* _Data entries_
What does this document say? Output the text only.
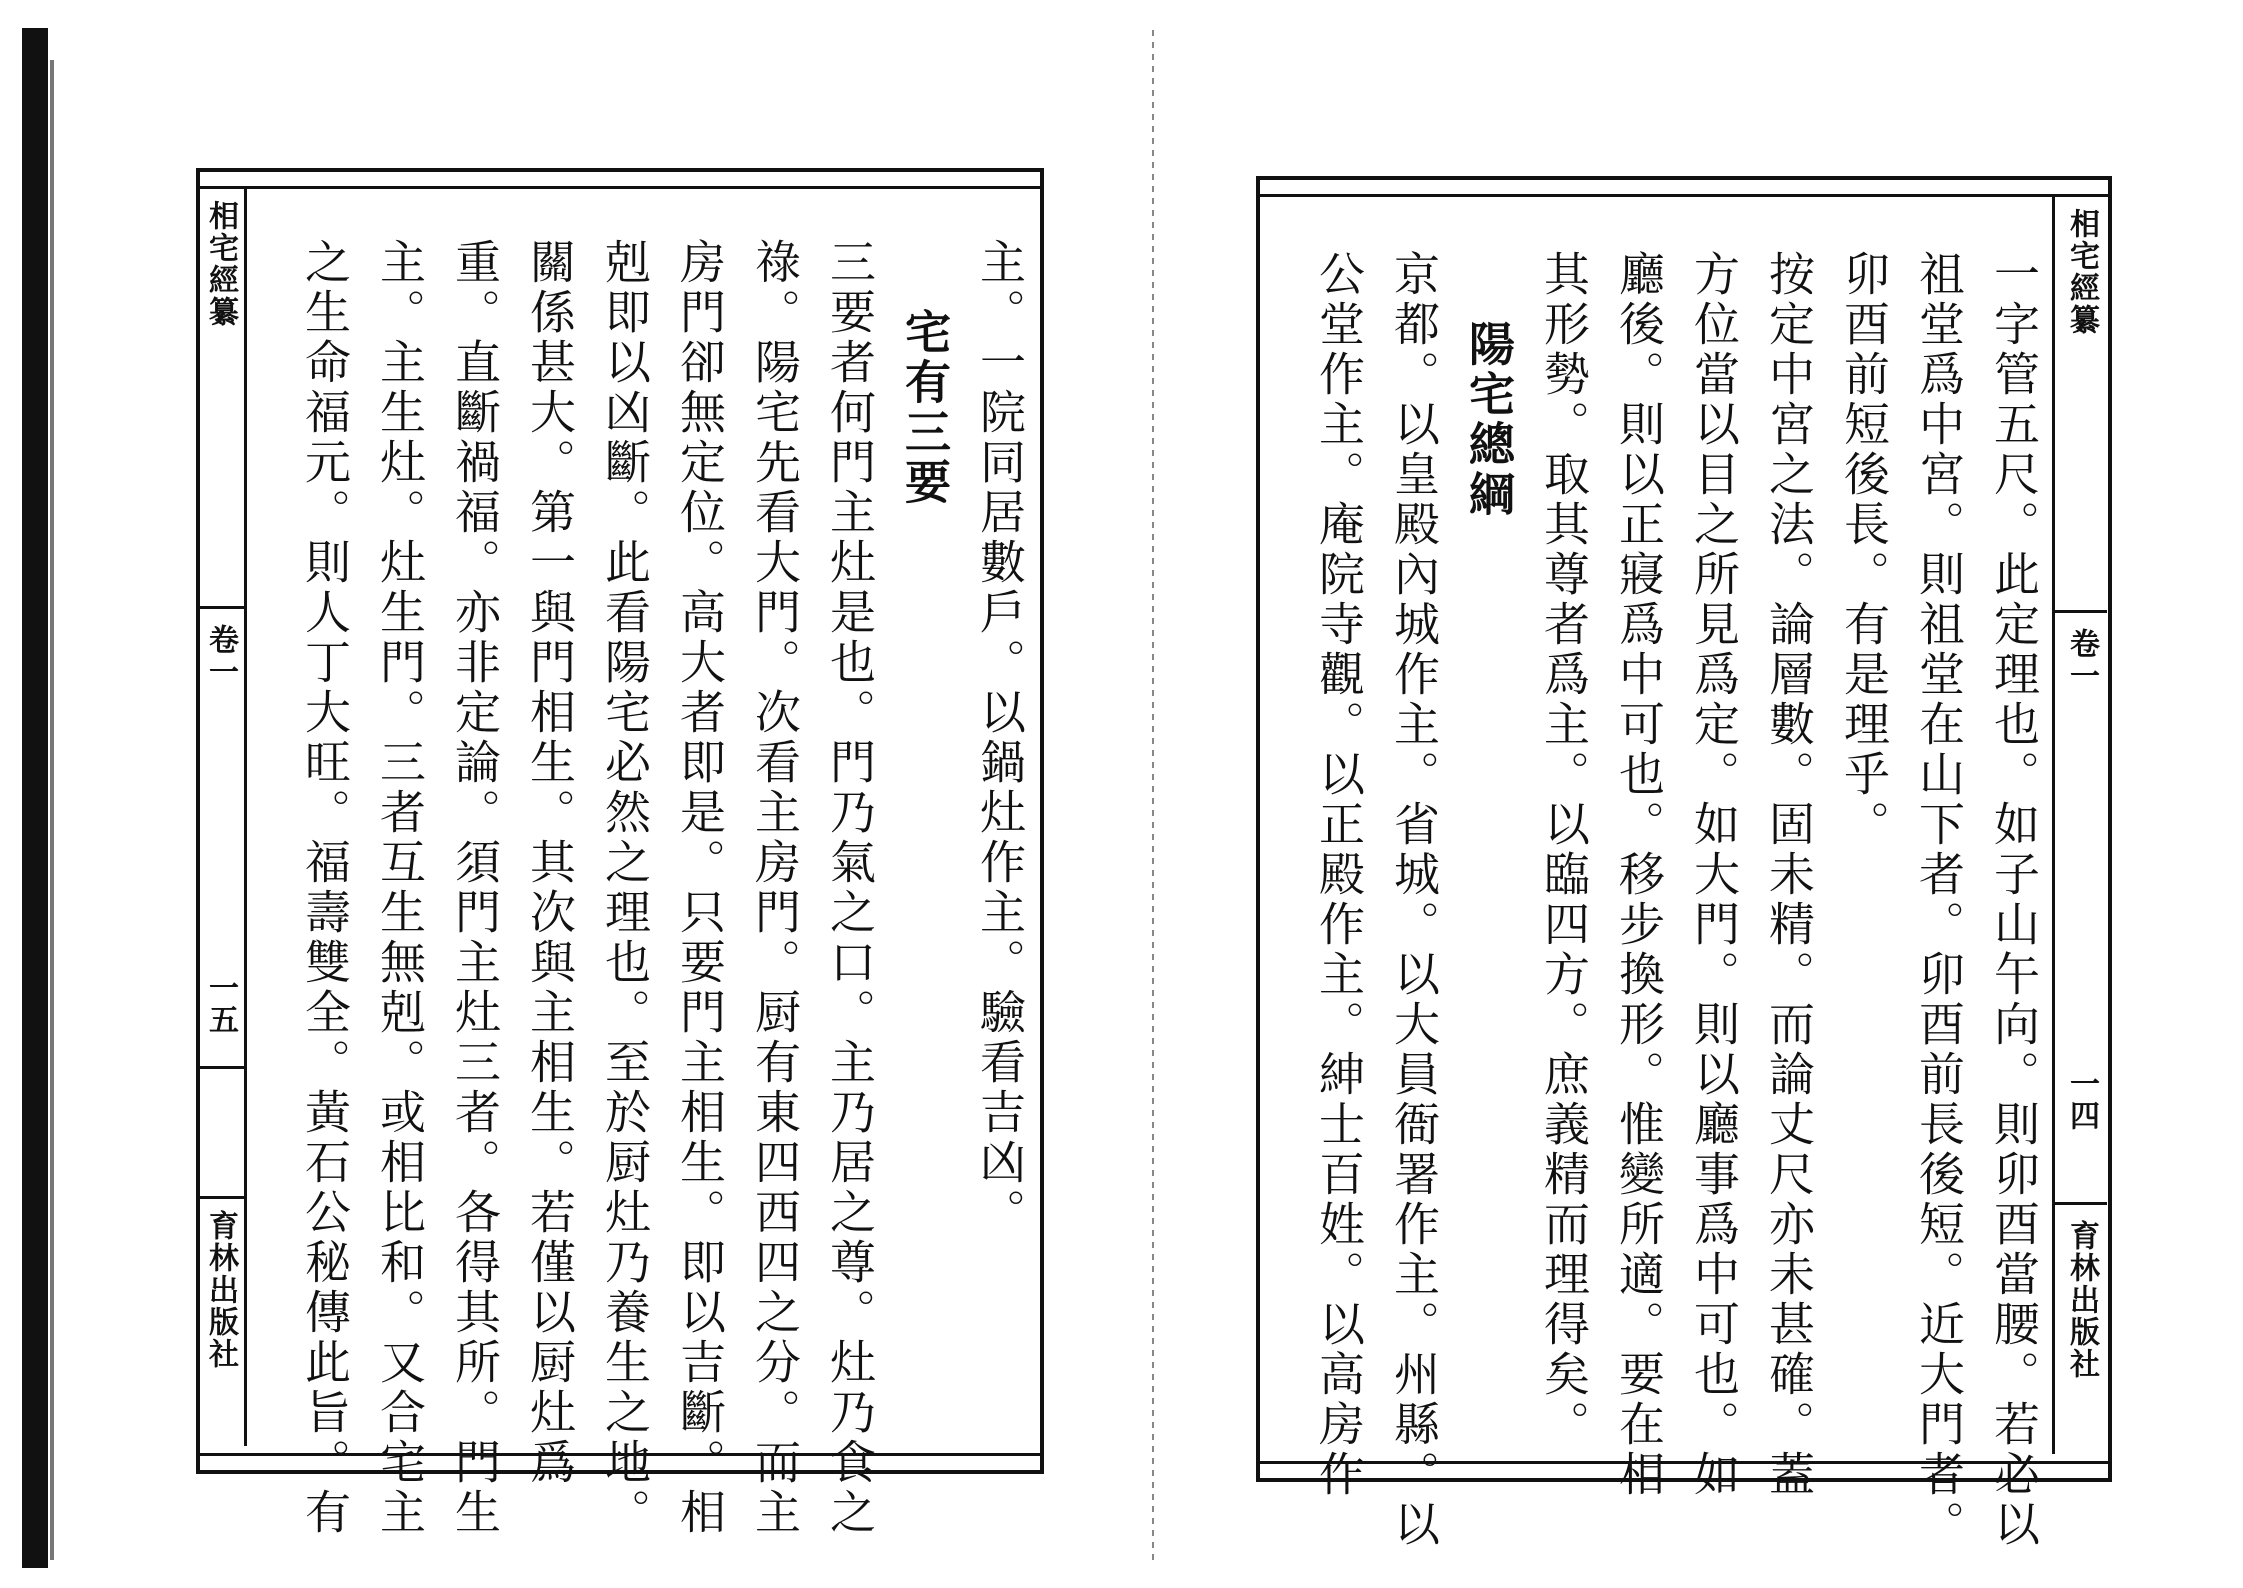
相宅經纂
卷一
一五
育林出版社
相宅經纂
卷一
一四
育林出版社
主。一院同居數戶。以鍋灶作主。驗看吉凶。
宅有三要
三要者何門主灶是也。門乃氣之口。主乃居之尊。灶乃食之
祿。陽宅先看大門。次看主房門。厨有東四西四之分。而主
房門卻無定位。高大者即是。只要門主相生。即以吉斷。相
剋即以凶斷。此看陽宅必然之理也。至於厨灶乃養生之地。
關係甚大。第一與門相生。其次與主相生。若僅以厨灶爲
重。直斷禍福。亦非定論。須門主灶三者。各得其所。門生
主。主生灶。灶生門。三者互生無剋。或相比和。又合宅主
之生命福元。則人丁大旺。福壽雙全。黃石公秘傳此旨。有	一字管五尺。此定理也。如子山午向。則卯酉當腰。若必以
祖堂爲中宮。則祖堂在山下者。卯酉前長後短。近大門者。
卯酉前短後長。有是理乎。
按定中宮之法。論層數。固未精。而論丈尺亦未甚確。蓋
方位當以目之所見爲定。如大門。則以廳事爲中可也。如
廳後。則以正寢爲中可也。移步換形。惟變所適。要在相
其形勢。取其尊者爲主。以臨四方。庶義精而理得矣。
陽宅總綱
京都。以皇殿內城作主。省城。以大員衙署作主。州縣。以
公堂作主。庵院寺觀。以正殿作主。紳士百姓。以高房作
* * *
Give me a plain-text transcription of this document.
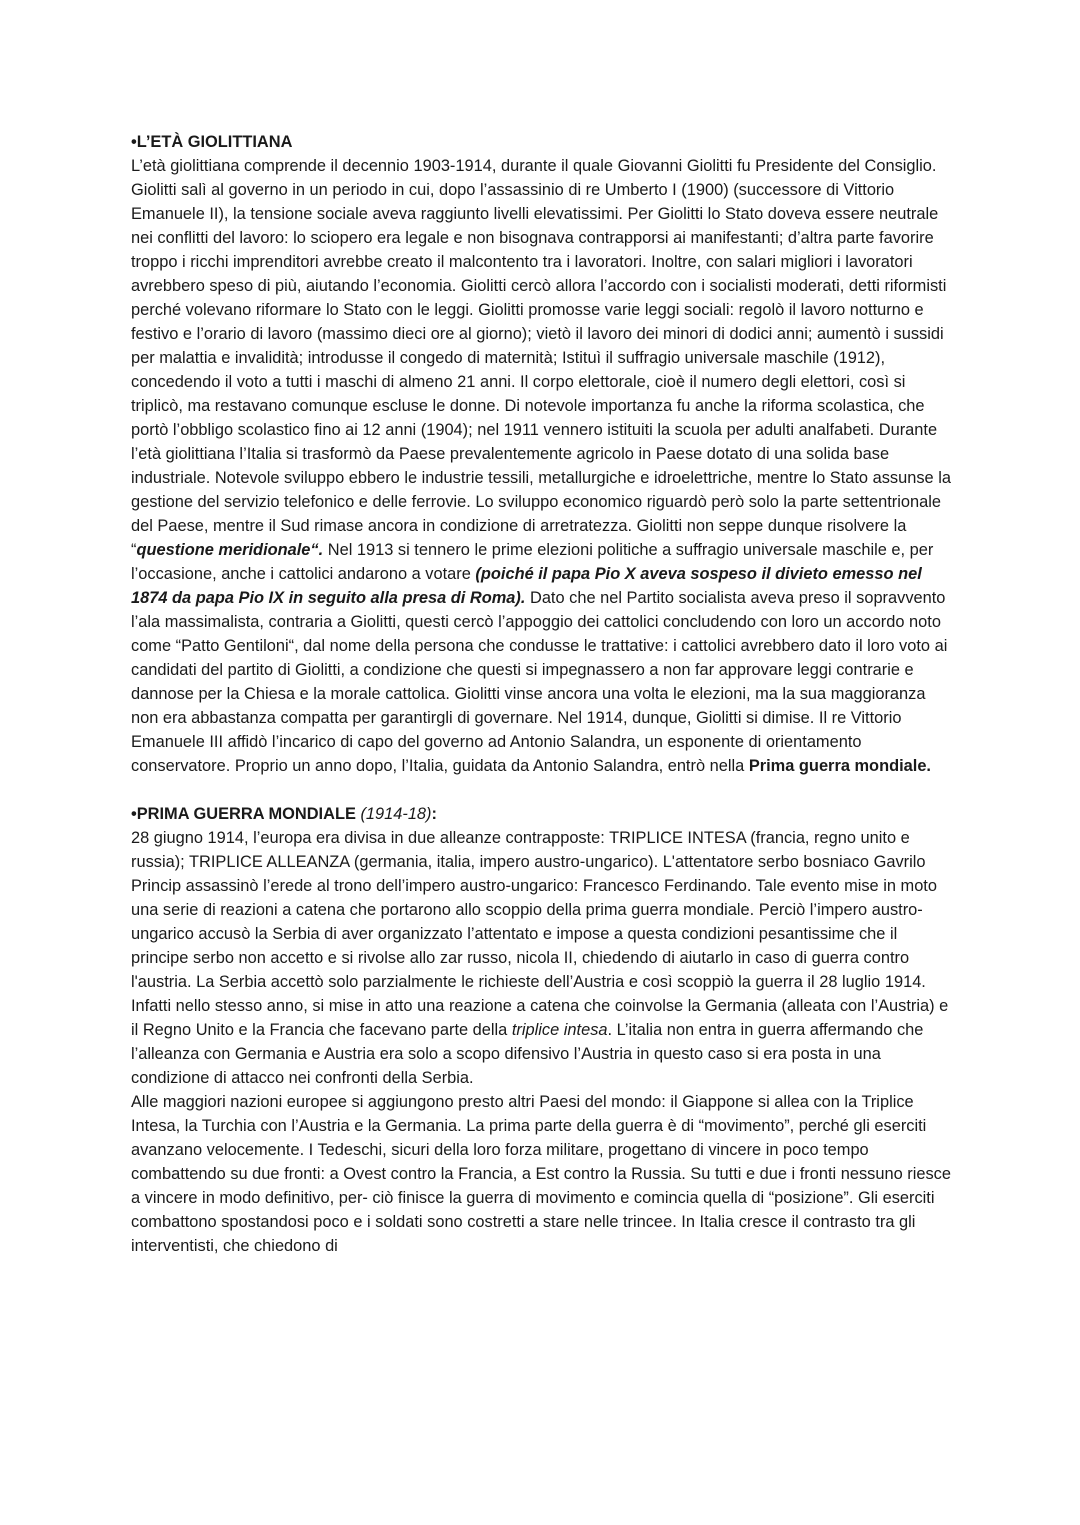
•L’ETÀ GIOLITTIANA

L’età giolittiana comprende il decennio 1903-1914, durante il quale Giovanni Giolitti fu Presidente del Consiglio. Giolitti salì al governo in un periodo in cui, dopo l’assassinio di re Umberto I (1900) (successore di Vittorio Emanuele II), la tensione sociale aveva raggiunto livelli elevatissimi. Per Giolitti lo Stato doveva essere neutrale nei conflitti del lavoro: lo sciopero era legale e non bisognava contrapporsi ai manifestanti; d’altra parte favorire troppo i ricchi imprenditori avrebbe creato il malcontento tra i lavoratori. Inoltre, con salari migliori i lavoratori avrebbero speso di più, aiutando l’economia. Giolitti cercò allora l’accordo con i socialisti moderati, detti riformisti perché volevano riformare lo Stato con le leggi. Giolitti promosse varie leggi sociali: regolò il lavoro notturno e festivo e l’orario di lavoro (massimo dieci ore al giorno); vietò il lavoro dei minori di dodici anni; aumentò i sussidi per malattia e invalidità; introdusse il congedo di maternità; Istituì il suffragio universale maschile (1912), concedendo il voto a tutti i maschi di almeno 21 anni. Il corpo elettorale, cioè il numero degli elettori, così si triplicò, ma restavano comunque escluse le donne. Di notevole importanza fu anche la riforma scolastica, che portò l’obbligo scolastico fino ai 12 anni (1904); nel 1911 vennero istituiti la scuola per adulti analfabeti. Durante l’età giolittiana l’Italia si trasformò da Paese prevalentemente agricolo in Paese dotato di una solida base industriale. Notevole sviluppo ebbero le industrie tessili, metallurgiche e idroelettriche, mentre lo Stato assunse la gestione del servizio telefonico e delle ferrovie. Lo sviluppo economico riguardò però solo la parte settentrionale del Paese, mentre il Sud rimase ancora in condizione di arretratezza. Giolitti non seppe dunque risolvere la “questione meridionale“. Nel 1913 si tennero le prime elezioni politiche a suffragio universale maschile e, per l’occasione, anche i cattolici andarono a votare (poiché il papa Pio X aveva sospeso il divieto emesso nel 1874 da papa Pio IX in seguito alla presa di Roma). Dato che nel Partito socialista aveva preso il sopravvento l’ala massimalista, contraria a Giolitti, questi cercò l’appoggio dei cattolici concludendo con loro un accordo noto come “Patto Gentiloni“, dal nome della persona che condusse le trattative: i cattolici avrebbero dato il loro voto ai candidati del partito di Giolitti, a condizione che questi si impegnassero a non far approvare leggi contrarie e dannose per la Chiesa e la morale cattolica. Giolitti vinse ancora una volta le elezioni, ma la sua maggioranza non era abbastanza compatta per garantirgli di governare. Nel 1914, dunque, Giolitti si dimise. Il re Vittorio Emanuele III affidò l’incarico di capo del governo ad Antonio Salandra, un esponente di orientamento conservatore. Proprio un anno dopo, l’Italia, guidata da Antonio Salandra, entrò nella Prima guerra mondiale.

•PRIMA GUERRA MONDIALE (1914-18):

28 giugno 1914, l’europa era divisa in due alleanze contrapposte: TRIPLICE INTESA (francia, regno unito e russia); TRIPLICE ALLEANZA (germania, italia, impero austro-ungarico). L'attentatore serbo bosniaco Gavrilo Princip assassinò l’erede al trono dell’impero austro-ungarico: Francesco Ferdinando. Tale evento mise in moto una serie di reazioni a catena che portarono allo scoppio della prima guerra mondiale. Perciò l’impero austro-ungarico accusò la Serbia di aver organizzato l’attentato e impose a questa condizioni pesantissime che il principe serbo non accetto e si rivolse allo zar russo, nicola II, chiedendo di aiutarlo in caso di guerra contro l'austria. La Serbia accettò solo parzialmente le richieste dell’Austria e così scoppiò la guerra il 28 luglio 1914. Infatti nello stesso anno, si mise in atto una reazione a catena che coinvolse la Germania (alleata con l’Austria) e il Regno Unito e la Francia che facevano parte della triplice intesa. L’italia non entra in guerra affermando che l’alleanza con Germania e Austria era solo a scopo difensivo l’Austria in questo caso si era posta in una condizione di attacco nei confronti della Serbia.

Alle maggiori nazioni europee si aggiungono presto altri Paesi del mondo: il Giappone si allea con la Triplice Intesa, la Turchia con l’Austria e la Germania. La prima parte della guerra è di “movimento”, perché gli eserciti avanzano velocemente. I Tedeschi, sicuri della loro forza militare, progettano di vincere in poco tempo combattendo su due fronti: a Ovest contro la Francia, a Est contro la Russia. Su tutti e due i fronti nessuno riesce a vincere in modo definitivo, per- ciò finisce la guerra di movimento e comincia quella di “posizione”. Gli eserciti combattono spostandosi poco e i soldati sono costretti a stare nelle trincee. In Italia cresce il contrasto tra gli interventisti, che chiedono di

* _Problem statement_
Copy in full each line that holds the word "Francia".

* _Final result_
28 giugno 1914, l’europa era divisa in due alleanze contrapposte: TRIPLICE INTESA (francia, regno unito e russia); TRIPLICE ALLEANZA (germania, italia, impero austro-ungarico). L'attentatore serbo bosniaco Gavrilo Princip assassinò l’erede al trono dell’impero austro-ungarico: Francesco Ferdinando. Tale evento mise in moto una serie di reazioni a catena che portarono allo scoppio della prima guerra mondiale. Perciò l’impero austro-ungarico accusò la Serbia di aver organizzato l’attentato e impose a questa condizioni pesantissime che il principe serbo non accetto e si rivolse allo zar russo, nicola II, chiedendo di aiutarlo in caso di guerra contro l'austria. La Serbia accettò solo parzialmente le richieste dell’Austria e così scoppiò la guerra il 28 luglio 1914. Infatti nello stesso anno, si mise in atto una reazione a catena che coinvolse la Germania (alleata con l’Austria) e il Regno Unito e la Francia che facevano parte della triplice intesa. L’italia non entra in guerra affermando che l’alleanza con Germania e Austria era solo a scopo difensivo l’Austria in questo caso si era posta in una condizione di attacco nei confronti della Serbia.
Alle maggiori nazioni europee si aggiungono presto altri Paesi del mondo: il Giappone si allea con la Triplice Intesa, la Turchia con l’Austria e la Germania. La prima parte della guerra è di “movimento”, perché gli eserciti avanzano velocemente. I Tedeschi, sicuri della loro forza militare, progettano di vincere in poco tempo combattendo su due fronti: a Ovest contro la Francia, a Est contro la Russia. Su tutti e due i fronti nessuno riesce a vincere in modo definitivo, per- ciò finisce la guerra di movimento e comincia quella di “posizione”. Gli eserciti combattono spostandosi poco e i soldati sono costretti a stare nelle trincee. In Italia cresce il contrasto tra gli interventisti, che chiedono di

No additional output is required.